* [Exercise prompt]: Check every line of the entries for "Consell", and copy the lines that hold it.
*** Records for processing ***
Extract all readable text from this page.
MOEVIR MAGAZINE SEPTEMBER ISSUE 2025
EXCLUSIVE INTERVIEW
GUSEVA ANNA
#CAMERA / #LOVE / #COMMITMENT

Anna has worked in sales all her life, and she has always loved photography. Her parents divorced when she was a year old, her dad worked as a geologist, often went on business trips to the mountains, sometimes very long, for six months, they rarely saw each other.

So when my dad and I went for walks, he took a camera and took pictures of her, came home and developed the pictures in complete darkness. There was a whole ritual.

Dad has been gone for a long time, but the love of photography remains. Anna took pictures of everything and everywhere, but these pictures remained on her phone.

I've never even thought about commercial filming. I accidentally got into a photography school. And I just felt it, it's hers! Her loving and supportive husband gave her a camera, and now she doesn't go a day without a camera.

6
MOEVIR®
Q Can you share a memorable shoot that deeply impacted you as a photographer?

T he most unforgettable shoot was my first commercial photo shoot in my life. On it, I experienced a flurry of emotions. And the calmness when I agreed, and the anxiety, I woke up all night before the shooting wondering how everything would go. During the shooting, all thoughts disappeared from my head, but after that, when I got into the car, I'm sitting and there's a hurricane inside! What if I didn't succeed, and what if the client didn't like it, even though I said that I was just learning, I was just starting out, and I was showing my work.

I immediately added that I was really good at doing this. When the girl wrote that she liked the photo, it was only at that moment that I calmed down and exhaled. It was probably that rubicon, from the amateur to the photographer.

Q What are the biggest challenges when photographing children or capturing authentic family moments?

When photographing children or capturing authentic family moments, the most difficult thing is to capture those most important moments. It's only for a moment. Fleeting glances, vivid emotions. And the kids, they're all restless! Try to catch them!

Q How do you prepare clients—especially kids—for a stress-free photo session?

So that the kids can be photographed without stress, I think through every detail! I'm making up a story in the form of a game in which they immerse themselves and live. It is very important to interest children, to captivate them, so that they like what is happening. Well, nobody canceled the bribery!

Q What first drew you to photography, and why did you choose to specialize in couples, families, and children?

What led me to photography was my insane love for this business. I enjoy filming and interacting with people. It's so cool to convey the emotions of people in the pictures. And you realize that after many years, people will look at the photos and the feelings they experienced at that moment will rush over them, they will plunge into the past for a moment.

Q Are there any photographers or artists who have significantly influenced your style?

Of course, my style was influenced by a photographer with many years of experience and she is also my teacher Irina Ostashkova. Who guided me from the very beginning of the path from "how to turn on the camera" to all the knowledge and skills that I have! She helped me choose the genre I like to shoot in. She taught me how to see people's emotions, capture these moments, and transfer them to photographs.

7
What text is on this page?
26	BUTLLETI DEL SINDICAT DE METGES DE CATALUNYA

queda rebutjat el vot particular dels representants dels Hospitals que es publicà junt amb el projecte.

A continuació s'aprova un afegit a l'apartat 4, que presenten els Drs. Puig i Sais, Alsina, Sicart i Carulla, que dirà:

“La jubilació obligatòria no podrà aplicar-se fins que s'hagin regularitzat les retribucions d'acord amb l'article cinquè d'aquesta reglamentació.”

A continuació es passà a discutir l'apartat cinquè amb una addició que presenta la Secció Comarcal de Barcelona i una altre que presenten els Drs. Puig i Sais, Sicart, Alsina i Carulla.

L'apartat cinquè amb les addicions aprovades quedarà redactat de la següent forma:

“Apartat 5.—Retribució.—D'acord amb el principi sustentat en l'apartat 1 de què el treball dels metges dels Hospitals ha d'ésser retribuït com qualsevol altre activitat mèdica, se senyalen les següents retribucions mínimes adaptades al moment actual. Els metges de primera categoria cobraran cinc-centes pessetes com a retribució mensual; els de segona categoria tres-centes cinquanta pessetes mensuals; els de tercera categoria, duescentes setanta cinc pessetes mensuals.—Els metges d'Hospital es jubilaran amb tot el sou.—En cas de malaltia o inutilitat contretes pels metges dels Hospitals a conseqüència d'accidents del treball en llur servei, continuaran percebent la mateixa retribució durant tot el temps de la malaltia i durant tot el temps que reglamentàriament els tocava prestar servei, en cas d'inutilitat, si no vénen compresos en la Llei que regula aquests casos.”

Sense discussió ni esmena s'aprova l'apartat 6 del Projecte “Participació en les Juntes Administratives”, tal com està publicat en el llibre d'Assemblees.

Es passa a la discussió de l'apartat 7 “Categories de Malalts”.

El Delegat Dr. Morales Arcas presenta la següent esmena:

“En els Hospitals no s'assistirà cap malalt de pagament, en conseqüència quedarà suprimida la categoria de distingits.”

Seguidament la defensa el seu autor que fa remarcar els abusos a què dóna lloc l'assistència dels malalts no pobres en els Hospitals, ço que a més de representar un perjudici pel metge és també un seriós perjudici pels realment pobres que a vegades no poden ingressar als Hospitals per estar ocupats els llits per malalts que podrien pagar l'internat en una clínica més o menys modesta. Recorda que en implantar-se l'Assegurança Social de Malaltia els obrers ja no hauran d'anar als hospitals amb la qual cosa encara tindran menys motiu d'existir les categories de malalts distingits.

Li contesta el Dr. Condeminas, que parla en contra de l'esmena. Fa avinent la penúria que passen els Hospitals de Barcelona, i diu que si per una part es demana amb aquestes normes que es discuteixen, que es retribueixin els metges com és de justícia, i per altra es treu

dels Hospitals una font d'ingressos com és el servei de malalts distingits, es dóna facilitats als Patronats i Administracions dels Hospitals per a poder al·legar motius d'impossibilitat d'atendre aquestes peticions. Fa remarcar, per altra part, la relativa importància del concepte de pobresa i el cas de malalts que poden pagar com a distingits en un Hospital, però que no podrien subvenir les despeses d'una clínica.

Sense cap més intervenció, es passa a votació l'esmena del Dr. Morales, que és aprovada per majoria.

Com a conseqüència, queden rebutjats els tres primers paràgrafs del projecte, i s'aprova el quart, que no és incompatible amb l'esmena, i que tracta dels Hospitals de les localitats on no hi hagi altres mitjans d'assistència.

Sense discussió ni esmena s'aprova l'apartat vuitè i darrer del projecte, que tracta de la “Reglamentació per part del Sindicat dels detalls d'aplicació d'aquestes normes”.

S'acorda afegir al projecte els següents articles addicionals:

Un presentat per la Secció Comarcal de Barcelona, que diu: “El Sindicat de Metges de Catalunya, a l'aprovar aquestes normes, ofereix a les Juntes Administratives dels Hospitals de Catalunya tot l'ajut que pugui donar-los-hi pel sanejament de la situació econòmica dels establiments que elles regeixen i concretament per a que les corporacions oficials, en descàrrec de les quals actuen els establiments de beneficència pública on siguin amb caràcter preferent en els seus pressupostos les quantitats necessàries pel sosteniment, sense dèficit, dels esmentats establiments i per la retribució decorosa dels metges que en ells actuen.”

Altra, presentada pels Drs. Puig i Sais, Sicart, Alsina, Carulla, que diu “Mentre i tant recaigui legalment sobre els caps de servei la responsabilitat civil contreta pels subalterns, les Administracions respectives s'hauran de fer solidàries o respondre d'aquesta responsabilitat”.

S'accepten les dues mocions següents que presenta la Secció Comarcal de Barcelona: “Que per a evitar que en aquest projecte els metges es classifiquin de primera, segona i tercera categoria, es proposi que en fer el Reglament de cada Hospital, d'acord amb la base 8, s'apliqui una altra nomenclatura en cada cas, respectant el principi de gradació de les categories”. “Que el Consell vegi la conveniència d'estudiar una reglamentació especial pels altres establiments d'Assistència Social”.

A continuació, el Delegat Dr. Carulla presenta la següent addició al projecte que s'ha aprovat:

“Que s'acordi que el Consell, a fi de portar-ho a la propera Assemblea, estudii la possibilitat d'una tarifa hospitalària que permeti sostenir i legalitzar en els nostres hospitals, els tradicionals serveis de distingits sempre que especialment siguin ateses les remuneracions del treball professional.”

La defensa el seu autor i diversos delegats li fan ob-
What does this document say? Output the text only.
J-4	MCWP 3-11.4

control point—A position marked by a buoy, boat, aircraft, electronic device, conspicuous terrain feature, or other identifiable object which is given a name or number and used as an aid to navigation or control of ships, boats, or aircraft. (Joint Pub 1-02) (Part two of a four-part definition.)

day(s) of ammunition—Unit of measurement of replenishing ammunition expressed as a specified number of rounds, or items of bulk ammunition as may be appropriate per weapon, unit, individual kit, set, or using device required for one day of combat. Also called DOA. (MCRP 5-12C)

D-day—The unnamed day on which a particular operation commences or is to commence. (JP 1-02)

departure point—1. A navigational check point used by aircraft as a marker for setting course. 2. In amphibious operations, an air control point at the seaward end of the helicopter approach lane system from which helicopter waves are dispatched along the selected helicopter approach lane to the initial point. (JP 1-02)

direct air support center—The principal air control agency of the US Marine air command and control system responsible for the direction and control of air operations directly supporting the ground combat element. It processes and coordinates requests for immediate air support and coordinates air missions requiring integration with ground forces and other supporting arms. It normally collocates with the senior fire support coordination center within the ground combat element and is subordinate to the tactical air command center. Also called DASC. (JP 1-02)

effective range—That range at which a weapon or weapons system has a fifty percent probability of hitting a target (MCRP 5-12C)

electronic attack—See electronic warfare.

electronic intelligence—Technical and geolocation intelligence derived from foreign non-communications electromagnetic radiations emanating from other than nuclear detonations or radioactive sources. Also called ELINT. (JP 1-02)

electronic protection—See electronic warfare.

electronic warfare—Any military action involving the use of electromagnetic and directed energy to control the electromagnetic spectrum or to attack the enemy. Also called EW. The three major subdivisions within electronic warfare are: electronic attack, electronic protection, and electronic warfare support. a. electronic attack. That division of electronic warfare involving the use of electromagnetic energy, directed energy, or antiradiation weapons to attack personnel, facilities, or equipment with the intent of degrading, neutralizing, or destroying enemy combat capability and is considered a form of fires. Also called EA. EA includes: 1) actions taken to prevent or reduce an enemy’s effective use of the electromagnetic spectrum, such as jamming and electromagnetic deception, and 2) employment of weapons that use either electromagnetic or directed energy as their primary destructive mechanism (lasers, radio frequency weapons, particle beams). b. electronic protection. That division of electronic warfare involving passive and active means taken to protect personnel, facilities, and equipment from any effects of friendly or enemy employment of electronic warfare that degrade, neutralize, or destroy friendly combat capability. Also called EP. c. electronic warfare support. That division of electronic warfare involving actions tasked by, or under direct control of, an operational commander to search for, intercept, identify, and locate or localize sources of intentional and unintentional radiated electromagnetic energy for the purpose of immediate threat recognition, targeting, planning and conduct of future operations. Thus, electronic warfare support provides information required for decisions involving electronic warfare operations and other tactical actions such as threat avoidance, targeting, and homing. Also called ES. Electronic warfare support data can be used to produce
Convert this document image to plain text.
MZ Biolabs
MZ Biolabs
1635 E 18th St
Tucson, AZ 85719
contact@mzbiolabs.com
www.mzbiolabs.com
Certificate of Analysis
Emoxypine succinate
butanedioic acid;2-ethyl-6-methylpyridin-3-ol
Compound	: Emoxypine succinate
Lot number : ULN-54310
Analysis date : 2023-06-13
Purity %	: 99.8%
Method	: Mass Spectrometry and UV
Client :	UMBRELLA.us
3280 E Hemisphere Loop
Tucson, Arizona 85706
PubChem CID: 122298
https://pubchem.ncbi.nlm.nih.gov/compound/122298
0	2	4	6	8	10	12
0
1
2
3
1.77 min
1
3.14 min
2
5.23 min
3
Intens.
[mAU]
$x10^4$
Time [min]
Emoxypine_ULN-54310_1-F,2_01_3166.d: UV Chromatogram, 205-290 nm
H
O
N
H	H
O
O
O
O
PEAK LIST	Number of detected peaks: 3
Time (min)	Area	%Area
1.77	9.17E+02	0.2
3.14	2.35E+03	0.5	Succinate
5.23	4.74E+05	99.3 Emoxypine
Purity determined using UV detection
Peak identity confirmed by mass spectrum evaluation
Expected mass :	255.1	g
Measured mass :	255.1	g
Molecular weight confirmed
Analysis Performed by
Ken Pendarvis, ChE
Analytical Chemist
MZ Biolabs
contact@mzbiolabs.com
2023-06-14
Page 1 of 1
***
* [Written answer]:
S'accepten les dues mocions següents que presenta la Secció Comarcal de Barcelona: “Que per a evitar que en aquest projecte els metges es classifiquin de primera, segona i tercera categoria, es proposi que en fer el Reglament de cada Hospital, d'acord amb la base 8, s'apliqui una altra nomenclatura en cada cas, respectant el principi de gradació de les categories”. “Que el Consell vegi la conveniència d'estudiar una reglamentació especial pels altres establiments d'Assistència Social”.
“Que s'acordi que el Consell, a fi de portar-ho a la propera Assemblea, estudii la possibilitat d'una tarifa hospitalària que permeti sostenir i legalitzar en els nostres hospitals, els tradicionals serveis de distingits sempre que especialment siguin ateses les remuneracions del treball professional.”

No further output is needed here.